What you have to do:
Below are the records; copy each line in them that holds the word "Montenegro".
— begin Material provided —
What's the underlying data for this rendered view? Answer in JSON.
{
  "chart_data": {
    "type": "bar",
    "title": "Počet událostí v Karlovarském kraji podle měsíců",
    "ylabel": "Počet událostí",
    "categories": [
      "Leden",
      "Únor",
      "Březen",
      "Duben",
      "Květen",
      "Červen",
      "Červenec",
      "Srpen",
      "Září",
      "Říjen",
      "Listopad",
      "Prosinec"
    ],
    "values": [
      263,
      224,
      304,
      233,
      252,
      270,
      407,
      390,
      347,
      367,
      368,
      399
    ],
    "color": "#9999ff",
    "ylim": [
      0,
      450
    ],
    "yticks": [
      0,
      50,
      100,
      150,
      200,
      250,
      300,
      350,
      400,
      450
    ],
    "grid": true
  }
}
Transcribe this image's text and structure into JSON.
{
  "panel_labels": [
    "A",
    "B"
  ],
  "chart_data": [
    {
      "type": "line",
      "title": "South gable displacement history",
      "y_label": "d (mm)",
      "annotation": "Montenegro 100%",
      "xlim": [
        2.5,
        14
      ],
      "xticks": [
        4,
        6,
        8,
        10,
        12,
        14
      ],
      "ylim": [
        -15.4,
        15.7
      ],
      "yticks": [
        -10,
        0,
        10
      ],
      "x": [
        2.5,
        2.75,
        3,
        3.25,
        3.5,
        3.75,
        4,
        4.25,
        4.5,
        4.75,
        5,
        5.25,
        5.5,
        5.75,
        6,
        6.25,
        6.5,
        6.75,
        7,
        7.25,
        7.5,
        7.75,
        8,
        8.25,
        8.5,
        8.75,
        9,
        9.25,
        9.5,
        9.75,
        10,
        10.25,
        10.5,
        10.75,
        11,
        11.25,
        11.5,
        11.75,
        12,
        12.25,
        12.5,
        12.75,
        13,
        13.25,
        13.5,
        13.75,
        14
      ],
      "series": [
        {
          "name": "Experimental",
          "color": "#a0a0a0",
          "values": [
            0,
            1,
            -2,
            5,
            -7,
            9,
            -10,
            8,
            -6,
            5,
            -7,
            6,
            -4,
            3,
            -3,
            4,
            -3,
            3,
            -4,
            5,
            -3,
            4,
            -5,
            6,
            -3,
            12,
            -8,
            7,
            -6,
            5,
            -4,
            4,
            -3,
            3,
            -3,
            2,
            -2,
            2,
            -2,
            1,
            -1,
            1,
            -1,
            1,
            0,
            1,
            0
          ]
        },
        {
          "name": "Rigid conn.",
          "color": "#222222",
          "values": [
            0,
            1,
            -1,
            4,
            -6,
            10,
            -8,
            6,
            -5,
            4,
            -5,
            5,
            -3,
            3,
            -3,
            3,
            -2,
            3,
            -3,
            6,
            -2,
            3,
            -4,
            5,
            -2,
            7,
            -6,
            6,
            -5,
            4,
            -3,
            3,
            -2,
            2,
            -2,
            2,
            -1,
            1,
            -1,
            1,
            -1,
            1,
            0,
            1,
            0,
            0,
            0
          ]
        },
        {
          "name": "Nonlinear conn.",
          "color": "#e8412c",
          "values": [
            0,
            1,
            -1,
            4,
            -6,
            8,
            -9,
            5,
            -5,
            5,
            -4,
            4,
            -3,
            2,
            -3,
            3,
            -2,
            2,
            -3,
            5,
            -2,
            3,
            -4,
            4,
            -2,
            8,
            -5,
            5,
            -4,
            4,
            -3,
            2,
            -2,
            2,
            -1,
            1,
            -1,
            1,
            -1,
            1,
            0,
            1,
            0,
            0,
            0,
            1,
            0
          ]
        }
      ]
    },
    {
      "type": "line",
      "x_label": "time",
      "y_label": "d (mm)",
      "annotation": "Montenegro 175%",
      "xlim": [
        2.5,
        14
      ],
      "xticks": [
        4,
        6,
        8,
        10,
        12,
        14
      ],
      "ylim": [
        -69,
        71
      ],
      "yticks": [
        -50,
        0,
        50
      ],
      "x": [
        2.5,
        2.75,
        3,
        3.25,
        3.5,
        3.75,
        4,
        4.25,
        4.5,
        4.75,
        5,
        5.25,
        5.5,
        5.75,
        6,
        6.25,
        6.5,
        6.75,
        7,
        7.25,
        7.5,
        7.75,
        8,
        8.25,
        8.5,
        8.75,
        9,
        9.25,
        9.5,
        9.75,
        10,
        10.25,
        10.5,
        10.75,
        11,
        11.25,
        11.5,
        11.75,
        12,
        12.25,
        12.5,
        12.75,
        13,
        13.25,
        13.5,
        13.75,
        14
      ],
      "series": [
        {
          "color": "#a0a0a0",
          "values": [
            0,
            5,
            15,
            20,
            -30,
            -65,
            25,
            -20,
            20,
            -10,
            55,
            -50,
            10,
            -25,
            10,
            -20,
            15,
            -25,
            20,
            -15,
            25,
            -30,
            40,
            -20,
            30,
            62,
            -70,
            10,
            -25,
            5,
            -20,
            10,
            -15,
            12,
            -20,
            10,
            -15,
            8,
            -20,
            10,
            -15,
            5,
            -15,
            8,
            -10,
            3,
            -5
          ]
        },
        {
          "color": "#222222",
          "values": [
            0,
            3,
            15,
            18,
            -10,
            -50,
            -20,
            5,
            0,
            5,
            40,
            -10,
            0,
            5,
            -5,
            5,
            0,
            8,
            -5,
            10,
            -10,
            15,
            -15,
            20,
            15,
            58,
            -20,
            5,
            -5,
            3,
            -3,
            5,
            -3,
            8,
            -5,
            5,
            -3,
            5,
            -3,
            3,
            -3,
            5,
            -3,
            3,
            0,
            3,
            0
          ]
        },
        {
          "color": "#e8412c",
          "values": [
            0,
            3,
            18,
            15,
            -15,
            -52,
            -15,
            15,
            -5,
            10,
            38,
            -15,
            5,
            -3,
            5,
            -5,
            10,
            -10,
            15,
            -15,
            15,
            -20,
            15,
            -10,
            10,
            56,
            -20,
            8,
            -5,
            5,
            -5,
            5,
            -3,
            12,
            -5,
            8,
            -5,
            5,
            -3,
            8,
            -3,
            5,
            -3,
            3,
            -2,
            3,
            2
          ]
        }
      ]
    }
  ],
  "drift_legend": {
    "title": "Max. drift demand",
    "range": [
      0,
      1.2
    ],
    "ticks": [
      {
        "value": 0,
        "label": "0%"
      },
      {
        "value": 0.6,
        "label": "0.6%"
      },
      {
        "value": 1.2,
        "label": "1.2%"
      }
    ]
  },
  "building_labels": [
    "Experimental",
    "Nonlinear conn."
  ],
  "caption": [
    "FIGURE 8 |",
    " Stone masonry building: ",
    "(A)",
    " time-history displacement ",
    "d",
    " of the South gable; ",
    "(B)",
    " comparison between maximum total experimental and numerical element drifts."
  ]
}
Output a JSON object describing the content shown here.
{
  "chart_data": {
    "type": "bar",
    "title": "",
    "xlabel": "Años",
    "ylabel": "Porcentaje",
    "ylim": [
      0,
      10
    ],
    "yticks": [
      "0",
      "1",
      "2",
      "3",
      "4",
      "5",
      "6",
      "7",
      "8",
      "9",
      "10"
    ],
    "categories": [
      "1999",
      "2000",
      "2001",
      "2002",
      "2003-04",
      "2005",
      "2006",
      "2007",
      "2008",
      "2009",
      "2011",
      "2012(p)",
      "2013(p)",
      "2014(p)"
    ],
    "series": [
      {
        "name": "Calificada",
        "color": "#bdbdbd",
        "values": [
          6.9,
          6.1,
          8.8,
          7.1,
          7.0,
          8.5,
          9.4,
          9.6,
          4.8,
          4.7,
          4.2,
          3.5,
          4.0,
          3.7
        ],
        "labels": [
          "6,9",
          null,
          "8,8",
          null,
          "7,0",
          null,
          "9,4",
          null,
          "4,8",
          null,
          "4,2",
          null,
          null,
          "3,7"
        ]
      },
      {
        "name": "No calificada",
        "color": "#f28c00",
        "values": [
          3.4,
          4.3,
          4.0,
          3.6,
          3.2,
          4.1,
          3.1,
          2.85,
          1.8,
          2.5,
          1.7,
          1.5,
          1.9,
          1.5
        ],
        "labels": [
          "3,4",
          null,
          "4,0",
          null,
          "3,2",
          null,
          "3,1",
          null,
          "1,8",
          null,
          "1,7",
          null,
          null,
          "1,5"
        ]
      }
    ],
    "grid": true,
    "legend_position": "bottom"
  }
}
— end Material provided —
Output:
      "annotation": "Montenegro 100%",
      "annotation": "Montenegro 175%",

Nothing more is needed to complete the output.